Return the records, each one exactly as written.
[BEGIN MATERIAL FOR THIS TASK]
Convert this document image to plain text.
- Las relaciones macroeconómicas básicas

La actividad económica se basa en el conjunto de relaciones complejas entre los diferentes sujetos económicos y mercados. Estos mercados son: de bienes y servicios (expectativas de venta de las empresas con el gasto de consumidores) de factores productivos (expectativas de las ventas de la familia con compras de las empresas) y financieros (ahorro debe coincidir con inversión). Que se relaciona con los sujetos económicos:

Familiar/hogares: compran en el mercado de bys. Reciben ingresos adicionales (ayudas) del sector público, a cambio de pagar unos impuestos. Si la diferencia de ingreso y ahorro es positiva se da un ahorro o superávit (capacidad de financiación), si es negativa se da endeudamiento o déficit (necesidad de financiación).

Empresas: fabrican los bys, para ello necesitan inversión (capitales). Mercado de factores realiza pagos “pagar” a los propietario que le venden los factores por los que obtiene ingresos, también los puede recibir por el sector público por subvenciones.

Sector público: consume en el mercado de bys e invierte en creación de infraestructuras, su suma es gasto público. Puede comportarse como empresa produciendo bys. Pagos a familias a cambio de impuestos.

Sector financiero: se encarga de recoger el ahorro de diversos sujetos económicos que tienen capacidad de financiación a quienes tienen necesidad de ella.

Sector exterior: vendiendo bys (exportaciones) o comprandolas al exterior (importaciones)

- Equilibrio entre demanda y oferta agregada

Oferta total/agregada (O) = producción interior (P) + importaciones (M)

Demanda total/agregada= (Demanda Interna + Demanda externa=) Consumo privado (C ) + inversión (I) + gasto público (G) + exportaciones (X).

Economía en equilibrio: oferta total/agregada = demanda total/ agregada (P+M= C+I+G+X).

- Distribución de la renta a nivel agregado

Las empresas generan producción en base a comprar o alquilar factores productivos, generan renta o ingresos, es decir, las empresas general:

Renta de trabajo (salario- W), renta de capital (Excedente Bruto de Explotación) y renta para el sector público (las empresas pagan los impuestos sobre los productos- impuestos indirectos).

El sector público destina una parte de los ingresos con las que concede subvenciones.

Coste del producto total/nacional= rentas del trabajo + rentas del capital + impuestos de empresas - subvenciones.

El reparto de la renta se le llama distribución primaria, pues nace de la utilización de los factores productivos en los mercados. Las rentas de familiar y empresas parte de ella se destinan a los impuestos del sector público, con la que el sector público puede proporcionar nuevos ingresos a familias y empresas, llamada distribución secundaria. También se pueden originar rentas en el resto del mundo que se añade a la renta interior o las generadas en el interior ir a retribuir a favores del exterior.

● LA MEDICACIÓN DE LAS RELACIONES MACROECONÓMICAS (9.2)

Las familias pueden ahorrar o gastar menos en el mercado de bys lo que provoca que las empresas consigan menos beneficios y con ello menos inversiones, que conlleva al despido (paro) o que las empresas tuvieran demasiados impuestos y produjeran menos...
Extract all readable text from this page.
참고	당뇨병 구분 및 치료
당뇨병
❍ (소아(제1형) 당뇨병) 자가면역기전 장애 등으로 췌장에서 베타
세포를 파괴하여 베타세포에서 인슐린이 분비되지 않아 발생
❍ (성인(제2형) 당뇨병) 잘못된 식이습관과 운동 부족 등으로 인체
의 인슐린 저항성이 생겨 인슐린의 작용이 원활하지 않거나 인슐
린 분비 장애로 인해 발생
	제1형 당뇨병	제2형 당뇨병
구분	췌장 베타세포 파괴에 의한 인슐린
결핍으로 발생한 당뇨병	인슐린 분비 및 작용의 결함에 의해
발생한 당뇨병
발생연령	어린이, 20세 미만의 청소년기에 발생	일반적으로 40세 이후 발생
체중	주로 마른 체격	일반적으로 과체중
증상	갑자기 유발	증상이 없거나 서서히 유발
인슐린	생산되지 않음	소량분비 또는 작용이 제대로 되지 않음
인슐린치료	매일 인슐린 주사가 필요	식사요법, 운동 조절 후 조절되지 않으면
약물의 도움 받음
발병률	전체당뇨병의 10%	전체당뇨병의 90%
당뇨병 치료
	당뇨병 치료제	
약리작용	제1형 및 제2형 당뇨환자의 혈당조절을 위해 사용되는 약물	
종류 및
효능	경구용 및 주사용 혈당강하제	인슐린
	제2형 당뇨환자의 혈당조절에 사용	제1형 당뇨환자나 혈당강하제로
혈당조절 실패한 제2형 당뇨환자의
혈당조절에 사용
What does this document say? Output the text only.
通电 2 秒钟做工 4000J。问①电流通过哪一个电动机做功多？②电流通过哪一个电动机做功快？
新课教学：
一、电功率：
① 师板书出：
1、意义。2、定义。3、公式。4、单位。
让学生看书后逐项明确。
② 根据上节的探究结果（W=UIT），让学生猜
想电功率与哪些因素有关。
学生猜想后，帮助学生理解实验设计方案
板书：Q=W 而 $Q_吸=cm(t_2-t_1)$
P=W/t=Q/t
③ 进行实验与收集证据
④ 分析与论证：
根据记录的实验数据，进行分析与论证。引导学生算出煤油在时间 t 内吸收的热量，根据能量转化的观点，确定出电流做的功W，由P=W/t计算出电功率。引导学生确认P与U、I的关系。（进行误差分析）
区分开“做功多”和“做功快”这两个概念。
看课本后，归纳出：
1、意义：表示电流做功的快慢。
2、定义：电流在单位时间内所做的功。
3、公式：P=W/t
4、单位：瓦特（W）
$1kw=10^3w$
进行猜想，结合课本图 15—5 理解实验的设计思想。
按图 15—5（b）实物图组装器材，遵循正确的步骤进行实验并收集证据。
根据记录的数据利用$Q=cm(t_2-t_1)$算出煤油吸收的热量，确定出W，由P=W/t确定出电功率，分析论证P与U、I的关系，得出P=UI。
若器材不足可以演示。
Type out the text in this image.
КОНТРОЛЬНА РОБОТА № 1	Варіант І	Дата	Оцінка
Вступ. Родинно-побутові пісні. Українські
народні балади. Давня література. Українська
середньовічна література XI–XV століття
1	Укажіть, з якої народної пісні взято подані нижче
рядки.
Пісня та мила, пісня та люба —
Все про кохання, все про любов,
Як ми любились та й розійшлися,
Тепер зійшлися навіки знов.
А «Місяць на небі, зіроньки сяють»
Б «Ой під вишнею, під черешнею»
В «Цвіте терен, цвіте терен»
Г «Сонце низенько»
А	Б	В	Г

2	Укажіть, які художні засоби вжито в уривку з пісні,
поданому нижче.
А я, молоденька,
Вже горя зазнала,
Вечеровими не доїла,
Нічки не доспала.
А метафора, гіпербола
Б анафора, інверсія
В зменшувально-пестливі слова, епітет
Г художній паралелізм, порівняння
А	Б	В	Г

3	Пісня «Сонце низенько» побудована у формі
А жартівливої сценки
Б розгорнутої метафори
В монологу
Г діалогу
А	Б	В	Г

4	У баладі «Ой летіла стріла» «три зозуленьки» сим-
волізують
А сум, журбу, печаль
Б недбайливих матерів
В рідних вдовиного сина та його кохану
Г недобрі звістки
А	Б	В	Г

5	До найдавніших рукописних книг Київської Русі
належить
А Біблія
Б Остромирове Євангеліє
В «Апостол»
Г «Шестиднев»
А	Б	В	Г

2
[END MATERIAL FOR THIS TASK]
● **THE OUTPUT**
Convert this document image to plain text.
- Las relaciones macroeconómicas básicas

La actividad económica se basa en el conjunto de relaciones complejas entre los diferentes sujetos económicos y mercados. Estos mercados son: de bienes y servicios (expectativas de venta de las empresas con el gasto de consumidores) de factores productivos (expectativas de las ventas de la familia con compras de las empresas) y financieros (ahorro debe coincidir con inversión). Que se relaciona con los sujetos económicos:

Familiar/hogares: compran en el mercado de bys. Reciben ingresos adicionales (ayudas) del sector público, a cambio de pagar unos impuestos. Si la diferencia de ingreso y ahorro es positiva se da un ahorro o superávit (capacidad de financiación), si es negativa se da endeudamiento o déficit (necesidad de financiación).

Empresas: fabrican los bys, para ello necesitan inversión (capitales). Mercado de factores realiza pagos “pagar” a los propietario que le venden los factores por los que obtiene ingresos, también los puede recibir por el sector público por subvenciones.

Sector público: consume en el mercado de bys e invierte en creación de infraestructuras, su suma es gasto público. Puede comportarse como empresa produciendo bys. Pagos a familias a cambio de impuestos.

Sector financiero: se encarga de recoger el ahorro de diversos sujetos económicos que tienen capacidad de financiación a quienes tienen necesidad de ella.

Sector exterior: vendiendo bys (exportaciones) o comprandolas al exterior (importaciones)

- Equilibrio entre demanda y oferta agregada

Oferta total/agregada (O) = producción interior (P) + importaciones (M)

Demanda total/agregada= (Demanda Interna + Demanda externa=) Consumo privado (C ) + inversión (I) + gasto público (G) + exportaciones (X).

Economía en equilibrio: oferta total/agregada = demanda total/ agregada (P+M= C+I+G+X).

- Distribución de la renta a nivel agregado

Las empresas generan producción en base a comprar o alquilar factores productivos, generan renta o ingresos, es decir, las empresas general:

Renta de trabajo (salario- W), renta de capital (Excedente Bruto de Explotación) y renta para el sector público (las empresas pagan los impuestos sobre los productos- impuestos indirectos).

El sector público destina una parte de los ingresos con las que concede subvenciones.

Coste del producto total/nacional= rentas del trabajo + rentas del capital + impuestos de empresas - subvenciones.

El reparto de la renta se le llama distribución primaria, pues nace de la utilización de los factores productivos en los mercados. Las rentas de familiar y empresas parte de ella se destinan a los impuestos del sector público, con la que el sector público puede proporcionar nuevos ingresos a familias y empresas, llamada distribución secundaria. También se pueden originar rentas en el resto del mundo que se añade a la renta interior o las generadas en el interior ir a retribuir a favores del exterior.

● LA MEDICACIÓN DE LAS RELACIONES MACROECONÓMICAS (9.2)

Las familias pueden ahorrar o gastar menos en el mercado de bys lo que provoca que las empresas consigan menos beneficios y con ello menos inversiones, que conlleva al despido (paro) o que las empresas tuvieran demasiados impuestos y produjeran menos...
Extract all readable text from this page.
참고	당뇨병 구분 및 치료
당뇨병
❍ (소아(제1형) 당뇨병) 자가면역기전 장애 등으로 췌장에서 베타
세포를 파괴하여 베타세포에서 인슐린이 분비되지 않아 발생
❍ (성인(제2형) 당뇨병) 잘못된 식이습관과 운동 부족 등으로 인체
의 인슐린 저항성이 생겨 인슐린의 작용이 원활하지 않거나 인슐
린 분비 장애로 인해 발생
	제1형 당뇨병	제2형 당뇨병
구분	췌장 베타세포 파괴에 의한 인슐린
결핍으로 발생한 당뇨병	인슐린 분비 및 작용의 결함에 의해
발생한 당뇨병
발생연령	어린이, 20세 미만의 청소년기에 발생	일반적으로 40세 이후 발생
체중	주로 마른 체격	일반적으로 과체중
증상	갑자기 유발	증상이 없거나 서서히 유발
인슐린	생산되지 않음	소량분비 또는 작용이 제대로 되지 않음
인슐린치료	매일 인슐린 주사가 필요	식사요법, 운동 조절 후 조절되지 않으면
약물의 도움 받음
발병률	전체당뇨병의 10%	전체당뇨병의 90%
당뇨병 치료
	당뇨병 치료제	
약리작용	제1형 및 제2형 당뇨환자의 혈당조절을 위해 사용되는 약물	
종류 및
효능	경구용 및 주사용 혈당강하제	인슐린
	제2형 당뇨환자의 혈당조절에 사용	제1형 당뇨환자나 혈당강하제로
혈당조절 실패한 제2형 당뇨환자의
혈당조절에 사용
What does this document say? Output the text only.
通电 2 秒钟做工 4000J。问①电流通过哪一个电动机做功多？②电流通过哪一个电动机做功快？
新课教学：
一、电功率：
① 师板书出：
1、意义。2、定义。3、公式。4、单位。
让学生看书后逐项明确。
② 根据上节的探究结果（W=UIT），让学生猜
想电功率与哪些因素有关。
学生猜想后，帮助学生理解实验设计方案
板书：Q=W 而 $Q_吸=cm(t_2-t_1)$
P=W/t=Q/t
③ 进行实验与收集证据
④ 分析与论证：
根据记录的实验数据，进行分析与论证。引导学生算出煤油在时间 t 内吸收的热量，根据能量转化的观点，确定出电流做的功W，由P=W/t计算出电功率。引导学生确认P与U、I的关系。（进行误差分析）
区分开“做功多”和“做功快”这两个概念。
看课本后，归纳出：
1、意义：表示电流做功的快慢。
2、定义：电流在单位时间内所做的功。
3、公式：P=W/t
4、单位：瓦特（W）
$1kw=10^3w$
进行猜想，结合课本图 15—5 理解实验的设计思想。
按图 15—5（b）实物图组装器材，遵循正确的步骤进行实验并收集证据。
根据记录的数据利用$Q=cm(t_2-t_1)$算出煤油吸收的热量，确定出W，由P=W/t确定出电功率，分析论证P与U、I的关系，得出P=UI。
若器材不足可以演示。
Type out the text in this image.
КОНТРОЛЬНА РОБОТА № 1	Варіант І	Дата	Оцінка
Вступ. Родинно-побутові пісні. Українські
народні балади. Давня література. Українська
середньовічна література XI–XV століття
1	Укажіть, з якої народної пісні взято подані нижче
рядки.
Пісня та мила, пісня та люба —
Все про кохання, все про любов,
Як ми любились та й розійшлися,
Тепер зійшлися навіки знов.
А «Місяць на небі, зіроньки сяють»
Б «Ой під вишнею, під черешнею»
В «Цвіте терен, цвіте терен»
Г «Сонце низенько»
А	Б	В	Г

2	Укажіть, які художні засоби вжито в уривку з пісні,
поданому нижче.
А я, молоденька,
Вже горя зазнала,
Вечеровими не доїла,
Нічки не доспала.
А метафора, гіпербола
Б анафора, інверсія
В зменшувально-пестливі слова, епітет
Г художній паралелізм, порівняння
А	Б	В	Г

3	Пісня «Сонце низенько» побудована у формі
А жартівливої сценки
Б розгорнутої метафори
В монологу
Г діалогу
А	Б	В	Г

4	У баладі «Ой летіла стріла» «три зозуленьки» сим-
волізують
А сум, журбу, печаль
Б недбайливих матерів
В рідних вдовиного сина та його кохану
Г недобрі звістки
А	Б	В	Г

5	До найдавніших рукописних книг Київської Русі
належить
А Біблія
Б Остромирове Євангеліє
В «Апостол»
Г «Шестиднев»
А	Б	В	Г

2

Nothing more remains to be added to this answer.